GIVEN PROBLEM:
Copy each line below that includes "value".

• • • • •

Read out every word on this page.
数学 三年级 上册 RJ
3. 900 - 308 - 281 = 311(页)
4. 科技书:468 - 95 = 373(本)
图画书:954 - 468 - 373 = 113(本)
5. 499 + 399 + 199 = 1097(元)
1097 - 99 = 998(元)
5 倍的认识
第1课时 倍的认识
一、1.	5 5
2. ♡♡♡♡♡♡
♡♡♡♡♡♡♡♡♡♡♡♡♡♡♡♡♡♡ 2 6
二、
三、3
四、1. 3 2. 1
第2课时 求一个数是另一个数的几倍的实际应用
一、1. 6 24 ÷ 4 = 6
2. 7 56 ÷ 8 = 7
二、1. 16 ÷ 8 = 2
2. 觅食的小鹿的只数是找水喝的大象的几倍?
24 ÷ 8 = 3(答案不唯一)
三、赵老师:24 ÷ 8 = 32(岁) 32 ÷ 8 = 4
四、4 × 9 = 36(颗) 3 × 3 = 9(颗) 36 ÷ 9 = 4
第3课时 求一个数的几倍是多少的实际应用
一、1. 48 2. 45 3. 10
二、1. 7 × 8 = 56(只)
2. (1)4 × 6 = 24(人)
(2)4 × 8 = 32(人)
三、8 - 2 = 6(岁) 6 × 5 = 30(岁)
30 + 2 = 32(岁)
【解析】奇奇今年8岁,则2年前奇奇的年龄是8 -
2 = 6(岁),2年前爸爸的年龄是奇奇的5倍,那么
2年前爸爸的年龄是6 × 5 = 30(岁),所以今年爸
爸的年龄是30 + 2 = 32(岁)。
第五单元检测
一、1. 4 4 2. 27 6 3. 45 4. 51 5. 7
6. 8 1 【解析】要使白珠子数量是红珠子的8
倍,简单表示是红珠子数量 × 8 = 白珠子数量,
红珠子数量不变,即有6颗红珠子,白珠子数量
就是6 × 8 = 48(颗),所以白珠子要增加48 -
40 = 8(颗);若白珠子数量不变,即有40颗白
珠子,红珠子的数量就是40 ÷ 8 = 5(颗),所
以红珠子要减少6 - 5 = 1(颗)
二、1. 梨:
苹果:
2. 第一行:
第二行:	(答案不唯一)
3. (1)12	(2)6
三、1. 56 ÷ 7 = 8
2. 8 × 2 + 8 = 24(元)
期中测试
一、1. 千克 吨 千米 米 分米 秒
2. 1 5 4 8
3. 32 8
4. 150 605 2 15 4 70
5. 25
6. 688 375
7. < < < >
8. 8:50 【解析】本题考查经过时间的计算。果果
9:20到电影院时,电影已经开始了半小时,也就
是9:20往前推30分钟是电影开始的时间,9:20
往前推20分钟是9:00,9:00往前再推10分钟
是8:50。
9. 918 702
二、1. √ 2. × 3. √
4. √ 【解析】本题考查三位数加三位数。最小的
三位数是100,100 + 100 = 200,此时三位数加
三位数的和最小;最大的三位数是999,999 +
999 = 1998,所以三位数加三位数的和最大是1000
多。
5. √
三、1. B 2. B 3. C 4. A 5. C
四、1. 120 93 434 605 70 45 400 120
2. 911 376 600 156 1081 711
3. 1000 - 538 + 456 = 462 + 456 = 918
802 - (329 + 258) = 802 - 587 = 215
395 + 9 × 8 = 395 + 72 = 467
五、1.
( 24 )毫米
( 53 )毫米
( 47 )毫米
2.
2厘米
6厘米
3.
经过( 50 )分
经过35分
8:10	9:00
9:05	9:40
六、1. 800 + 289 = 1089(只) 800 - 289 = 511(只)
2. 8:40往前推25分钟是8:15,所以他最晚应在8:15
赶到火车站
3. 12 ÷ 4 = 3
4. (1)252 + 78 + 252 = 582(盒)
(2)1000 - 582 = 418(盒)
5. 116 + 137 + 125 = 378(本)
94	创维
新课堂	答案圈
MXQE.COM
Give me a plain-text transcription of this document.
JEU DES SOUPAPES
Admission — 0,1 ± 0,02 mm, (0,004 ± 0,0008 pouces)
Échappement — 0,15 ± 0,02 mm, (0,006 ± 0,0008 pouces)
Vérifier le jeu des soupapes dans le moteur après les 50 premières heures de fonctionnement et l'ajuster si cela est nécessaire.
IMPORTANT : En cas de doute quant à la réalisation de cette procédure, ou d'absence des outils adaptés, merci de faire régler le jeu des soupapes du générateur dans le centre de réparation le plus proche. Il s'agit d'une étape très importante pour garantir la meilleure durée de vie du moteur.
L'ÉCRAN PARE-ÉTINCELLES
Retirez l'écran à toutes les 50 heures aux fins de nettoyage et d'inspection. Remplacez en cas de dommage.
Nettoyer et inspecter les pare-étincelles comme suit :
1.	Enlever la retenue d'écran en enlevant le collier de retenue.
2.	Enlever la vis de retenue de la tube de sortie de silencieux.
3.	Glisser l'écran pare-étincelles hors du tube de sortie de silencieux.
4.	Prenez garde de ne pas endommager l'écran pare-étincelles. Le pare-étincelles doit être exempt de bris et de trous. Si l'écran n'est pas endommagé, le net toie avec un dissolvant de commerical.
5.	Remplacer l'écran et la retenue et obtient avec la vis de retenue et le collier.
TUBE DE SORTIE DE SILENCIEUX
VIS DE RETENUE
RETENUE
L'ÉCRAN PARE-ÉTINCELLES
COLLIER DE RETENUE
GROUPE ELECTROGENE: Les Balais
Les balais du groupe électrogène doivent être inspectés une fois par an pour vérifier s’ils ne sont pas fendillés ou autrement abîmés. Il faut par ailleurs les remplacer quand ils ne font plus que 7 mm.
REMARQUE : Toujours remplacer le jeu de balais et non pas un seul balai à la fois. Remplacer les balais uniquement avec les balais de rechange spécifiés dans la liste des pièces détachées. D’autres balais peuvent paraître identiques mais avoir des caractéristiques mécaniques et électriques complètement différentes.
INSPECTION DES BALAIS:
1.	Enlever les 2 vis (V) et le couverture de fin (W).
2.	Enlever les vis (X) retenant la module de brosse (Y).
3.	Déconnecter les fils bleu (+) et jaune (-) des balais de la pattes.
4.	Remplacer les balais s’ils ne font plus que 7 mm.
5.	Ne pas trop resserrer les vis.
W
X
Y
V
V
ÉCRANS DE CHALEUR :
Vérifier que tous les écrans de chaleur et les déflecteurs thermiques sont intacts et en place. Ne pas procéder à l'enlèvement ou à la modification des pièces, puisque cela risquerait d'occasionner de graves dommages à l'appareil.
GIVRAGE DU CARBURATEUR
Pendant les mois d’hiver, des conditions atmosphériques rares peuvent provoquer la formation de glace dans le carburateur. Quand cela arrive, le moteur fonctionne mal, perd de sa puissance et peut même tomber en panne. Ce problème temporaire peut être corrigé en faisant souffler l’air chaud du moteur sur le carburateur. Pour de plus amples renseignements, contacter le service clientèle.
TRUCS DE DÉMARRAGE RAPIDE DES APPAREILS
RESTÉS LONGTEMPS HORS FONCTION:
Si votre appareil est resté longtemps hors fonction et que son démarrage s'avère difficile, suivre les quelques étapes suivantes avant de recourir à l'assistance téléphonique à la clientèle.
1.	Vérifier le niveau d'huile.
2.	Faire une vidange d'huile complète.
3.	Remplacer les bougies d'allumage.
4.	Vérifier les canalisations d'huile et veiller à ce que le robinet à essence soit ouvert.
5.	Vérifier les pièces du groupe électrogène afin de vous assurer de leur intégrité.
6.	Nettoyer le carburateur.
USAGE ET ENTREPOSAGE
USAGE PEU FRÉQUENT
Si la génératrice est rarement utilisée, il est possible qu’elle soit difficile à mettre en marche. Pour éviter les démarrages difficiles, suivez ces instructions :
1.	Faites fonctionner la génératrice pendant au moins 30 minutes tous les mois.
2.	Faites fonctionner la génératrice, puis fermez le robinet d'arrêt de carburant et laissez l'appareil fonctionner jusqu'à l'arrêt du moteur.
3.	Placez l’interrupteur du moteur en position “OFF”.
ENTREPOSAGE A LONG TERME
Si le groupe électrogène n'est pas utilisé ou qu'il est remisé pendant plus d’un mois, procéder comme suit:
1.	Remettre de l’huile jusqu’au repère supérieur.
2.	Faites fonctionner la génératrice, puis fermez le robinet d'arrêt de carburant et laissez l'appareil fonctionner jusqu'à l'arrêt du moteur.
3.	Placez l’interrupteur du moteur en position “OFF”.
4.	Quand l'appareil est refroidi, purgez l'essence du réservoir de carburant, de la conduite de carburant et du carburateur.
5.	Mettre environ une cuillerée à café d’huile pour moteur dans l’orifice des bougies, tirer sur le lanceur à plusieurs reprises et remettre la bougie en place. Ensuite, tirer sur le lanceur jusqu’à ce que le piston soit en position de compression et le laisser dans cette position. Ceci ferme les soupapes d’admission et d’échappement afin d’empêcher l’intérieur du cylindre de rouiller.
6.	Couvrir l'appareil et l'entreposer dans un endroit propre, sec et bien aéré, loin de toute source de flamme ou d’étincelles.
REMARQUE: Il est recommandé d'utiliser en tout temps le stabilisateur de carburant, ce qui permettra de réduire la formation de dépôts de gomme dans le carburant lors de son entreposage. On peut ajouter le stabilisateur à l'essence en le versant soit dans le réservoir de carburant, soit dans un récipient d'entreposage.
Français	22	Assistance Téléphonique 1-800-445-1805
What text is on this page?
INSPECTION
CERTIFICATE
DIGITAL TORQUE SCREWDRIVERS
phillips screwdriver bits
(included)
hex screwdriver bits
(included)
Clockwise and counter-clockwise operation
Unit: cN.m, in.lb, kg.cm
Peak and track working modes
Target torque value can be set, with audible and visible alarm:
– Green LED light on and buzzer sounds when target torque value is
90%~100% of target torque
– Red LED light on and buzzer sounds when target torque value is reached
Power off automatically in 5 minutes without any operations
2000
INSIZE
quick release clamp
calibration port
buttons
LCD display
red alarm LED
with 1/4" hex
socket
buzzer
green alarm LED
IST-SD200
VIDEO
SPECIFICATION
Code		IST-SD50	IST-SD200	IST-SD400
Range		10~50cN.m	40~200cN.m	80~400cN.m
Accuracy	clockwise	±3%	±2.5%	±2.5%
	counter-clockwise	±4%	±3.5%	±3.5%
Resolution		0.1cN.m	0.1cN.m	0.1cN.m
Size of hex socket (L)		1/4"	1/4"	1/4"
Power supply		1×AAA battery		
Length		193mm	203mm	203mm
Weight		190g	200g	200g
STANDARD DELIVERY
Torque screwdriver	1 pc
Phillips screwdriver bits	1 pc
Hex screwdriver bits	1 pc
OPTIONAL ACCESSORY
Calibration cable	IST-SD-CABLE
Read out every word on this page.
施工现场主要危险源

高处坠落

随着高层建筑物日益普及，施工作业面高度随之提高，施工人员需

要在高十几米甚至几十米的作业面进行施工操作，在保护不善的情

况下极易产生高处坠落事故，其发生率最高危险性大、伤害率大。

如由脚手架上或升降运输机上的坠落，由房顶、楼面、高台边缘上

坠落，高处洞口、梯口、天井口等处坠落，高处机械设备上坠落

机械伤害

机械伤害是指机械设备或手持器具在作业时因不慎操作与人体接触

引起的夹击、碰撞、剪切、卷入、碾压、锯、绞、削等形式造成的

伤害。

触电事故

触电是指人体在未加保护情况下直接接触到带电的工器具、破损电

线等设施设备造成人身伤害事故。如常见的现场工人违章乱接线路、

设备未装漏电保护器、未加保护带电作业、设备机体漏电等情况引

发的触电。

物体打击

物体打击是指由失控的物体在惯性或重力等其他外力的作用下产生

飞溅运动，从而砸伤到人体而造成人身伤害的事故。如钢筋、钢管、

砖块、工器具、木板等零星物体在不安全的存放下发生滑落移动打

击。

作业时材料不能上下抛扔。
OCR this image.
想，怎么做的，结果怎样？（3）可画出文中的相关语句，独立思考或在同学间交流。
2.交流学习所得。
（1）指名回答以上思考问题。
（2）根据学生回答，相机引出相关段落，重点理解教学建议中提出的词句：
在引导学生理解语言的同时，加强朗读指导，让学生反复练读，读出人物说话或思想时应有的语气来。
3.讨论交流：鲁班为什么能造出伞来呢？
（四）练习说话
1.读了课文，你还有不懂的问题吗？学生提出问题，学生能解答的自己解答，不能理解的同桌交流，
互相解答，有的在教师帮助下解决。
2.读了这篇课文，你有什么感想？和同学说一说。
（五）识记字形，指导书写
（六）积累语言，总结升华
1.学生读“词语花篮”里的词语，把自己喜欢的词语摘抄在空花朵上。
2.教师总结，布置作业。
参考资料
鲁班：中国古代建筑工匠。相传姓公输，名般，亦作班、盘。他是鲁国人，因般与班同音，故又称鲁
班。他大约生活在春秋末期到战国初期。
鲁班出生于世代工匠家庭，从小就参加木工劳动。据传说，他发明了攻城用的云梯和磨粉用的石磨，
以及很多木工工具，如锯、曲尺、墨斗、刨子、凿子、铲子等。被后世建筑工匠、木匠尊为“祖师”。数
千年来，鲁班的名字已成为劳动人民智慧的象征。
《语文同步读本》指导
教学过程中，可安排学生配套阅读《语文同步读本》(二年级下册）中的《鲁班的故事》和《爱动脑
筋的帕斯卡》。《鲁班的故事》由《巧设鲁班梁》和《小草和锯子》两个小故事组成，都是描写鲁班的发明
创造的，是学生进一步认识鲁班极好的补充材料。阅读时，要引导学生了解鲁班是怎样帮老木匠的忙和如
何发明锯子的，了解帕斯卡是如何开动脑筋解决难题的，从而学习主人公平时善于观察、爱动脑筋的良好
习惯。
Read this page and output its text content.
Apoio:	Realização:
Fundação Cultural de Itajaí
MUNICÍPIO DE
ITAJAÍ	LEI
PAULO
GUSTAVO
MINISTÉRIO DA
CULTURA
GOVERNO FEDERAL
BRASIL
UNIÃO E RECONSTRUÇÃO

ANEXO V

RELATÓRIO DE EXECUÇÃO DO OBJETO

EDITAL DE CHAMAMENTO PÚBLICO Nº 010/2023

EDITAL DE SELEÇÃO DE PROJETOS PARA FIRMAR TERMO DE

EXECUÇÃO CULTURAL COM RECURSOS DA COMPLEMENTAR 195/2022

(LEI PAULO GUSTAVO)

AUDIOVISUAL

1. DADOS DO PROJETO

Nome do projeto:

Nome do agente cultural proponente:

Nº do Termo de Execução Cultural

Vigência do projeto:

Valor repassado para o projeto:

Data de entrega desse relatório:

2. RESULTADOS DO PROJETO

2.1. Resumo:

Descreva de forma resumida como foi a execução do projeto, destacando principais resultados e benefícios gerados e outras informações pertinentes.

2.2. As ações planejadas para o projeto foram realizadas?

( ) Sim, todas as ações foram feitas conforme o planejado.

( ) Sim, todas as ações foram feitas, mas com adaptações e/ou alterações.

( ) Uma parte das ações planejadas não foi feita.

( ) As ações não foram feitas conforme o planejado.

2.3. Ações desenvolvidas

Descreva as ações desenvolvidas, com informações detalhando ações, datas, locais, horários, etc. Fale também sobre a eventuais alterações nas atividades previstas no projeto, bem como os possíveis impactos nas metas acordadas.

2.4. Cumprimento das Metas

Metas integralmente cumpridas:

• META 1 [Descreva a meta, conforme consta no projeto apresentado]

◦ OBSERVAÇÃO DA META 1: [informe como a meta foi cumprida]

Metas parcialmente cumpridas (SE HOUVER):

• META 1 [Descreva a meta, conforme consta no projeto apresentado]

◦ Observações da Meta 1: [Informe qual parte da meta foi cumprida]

• • • • •

SOLVED EXERCISE:
Target torque value can be set, with audible and visible alarm:
– Green LED light on and buzzer sounds when target torque value is
– Red LED light on and buzzer sounds when target torque value is reached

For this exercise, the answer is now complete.